Give the number of lines that include the string "icon", nothing more.
:::::
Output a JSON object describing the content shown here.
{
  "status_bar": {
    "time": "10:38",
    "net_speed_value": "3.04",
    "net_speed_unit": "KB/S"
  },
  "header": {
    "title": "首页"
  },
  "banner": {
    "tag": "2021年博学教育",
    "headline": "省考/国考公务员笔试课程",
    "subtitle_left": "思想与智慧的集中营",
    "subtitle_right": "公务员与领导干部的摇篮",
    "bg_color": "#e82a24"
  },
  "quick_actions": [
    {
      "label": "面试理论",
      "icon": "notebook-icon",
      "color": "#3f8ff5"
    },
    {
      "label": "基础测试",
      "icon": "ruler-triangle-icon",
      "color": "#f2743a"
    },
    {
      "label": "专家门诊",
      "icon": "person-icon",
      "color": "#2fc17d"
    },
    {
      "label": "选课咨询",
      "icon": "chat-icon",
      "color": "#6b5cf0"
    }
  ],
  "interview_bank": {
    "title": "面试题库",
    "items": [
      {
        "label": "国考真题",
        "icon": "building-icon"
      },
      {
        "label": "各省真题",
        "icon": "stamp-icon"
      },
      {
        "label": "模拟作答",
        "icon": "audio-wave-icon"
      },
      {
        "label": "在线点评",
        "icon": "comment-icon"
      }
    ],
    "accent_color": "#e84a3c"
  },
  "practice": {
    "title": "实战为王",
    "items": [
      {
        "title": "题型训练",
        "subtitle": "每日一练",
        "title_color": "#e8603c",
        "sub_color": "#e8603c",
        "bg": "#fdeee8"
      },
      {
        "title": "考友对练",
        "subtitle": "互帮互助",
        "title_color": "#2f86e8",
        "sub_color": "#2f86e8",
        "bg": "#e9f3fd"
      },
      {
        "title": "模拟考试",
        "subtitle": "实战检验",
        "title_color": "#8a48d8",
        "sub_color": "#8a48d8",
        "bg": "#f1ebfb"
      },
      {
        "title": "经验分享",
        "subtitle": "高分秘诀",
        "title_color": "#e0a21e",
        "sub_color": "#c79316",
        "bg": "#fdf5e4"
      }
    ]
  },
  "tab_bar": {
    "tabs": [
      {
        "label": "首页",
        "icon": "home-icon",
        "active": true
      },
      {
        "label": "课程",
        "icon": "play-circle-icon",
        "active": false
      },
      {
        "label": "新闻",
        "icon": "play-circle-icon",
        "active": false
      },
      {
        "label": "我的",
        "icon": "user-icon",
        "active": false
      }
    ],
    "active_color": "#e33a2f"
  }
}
:::::
▶ _Response to the task_: 12